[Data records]
▼▼▼
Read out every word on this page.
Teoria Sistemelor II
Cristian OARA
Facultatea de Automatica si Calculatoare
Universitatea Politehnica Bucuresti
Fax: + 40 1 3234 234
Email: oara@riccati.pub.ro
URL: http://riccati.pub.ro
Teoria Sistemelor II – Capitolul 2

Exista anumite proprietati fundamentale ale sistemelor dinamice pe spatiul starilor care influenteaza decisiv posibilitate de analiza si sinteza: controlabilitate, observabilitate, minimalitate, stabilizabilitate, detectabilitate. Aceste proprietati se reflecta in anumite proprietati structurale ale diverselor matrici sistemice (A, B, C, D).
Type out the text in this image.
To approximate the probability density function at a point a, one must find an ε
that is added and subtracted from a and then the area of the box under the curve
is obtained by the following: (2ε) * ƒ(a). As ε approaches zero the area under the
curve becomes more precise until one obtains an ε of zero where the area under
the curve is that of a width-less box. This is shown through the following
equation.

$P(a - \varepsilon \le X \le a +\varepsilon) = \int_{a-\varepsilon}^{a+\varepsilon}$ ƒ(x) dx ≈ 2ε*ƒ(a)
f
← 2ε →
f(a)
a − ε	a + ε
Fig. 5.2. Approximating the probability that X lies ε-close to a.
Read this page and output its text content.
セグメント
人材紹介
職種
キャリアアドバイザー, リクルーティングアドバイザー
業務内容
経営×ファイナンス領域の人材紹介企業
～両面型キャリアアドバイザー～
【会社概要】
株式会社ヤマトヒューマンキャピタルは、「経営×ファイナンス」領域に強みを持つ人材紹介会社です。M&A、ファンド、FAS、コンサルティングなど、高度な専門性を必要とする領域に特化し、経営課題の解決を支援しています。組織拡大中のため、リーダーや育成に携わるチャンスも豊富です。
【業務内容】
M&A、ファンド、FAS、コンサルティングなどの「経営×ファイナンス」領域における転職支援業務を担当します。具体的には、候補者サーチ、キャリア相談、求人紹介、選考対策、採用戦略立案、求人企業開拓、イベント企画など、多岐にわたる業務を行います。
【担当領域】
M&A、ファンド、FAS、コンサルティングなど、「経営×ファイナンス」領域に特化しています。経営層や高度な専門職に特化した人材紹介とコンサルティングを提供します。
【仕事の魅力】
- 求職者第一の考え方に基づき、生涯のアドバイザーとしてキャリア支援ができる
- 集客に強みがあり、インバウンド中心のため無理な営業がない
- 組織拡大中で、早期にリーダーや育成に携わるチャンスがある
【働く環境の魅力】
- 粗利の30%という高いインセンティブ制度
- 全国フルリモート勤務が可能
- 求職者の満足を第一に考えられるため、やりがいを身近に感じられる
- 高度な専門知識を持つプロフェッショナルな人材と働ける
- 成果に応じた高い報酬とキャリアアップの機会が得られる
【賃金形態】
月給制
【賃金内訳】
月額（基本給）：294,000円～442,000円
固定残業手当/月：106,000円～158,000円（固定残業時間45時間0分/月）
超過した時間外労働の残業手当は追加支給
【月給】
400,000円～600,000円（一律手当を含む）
▲▲▲
**Task to complete**. Copy all data exactly, start to finish.

**Solution to this task**.
Read out every word on this page.
Teoria Sistemelor II
Cristian OARA
Facultatea de Automatica si Calculatoare
Universitatea Politehnica Bucuresti
Fax: + 40 1 3234 234
Email: oara@riccati.pub.ro
URL: http://riccati.pub.ro
Teoria Sistemelor II – Capitolul 2

Exista anumite proprietati fundamentale ale sistemelor dinamice pe spatiul starilor care influenteaza decisiv posibilitate de analiza si sinteza: controlabilitate, observabilitate, minimalitate, stabilizabilitate, detectabilitate. Aceste proprietati se reflecta in anumite proprietati structurale ale diverselor matrici sistemice (A, B, C, D).
Type out the text in this image.
To approximate the probability density function at a point a, one must find an ε
that is added and subtracted from a and then the area of the box under the curve
is obtained by the following: (2ε) * ƒ(a). As ε approaches zero the area under the
curve becomes more precise until one obtains an ε of zero where the area under
the curve is that of a width-less box. This is shown through the following
equation.

$P(a - \varepsilon \le X \le a +\varepsilon) = \int_{a-\varepsilon}^{a+\varepsilon}$ ƒ(x) dx ≈ 2ε*ƒ(a)
f
← 2ε →
f(a)
a − ε	a + ε
Fig. 5.2. Approximating the probability that X lies ε-close to a.
Read this page and output its text content.
セグメント
人材紹介
職種
キャリアアドバイザー, リクルーティングアドバイザー
業務内容
経営×ファイナンス領域の人材紹介企業
～両面型キャリアアドバイザー～
【会社概要】
株式会社ヤマトヒューマンキャピタルは、「経営×ファイナンス」領域に強みを持つ人材紹介会社です。M&A、ファンド、FAS、コンサルティングなど、高度な専門性を必要とする領域に特化し、経営課題の解決を支援しています。組織拡大中のため、リーダーや育成に携わるチャンスも豊富です。
【業務内容】
M&A、ファンド、FAS、コンサルティングなどの「経営×ファイナンス」領域における転職支援業務を担当します。具体的には、候補者サーチ、キャリア相談、求人紹介、選考対策、採用戦略立案、求人企業開拓、イベント企画など、多岐にわたる業務を行います。
【担当領域】
M&A、ファンド、FAS、コンサルティングなど、「経営×ファイナンス」領域に特化しています。経営層や高度な専門職に特化した人材紹介とコンサルティングを提供します。
【仕事の魅力】
- 求職者第一の考え方に基づき、生涯のアドバイザーとしてキャリア支援ができる
- 集客に強みがあり、インバウンド中心のため無理な営業がない
- 組織拡大中で、早期にリーダーや育成に携わるチャンスがある
【働く環境の魅力】
- 粗利の30%という高いインセンティブ制度
- 全国フルリモート勤務が可能
- 求職者の満足を第一に考えられるため、やりがいを身近に感じられる
- 高度な専門知識を持つプロフェッショナルな人材と働ける
- 成果に応じた高い報酬とキャリアアップの機会が得られる
【賃金形態】
月給制
【賃金内訳】
月額（基本給）：294,000円～442,000円
固定残業手当/月：106,000円～158,000円（固定残業時間45時間0分/月）
超過した時間外労働の残業手当は追加支給
【月給】
400,000円～600,000円（一律手当を含む）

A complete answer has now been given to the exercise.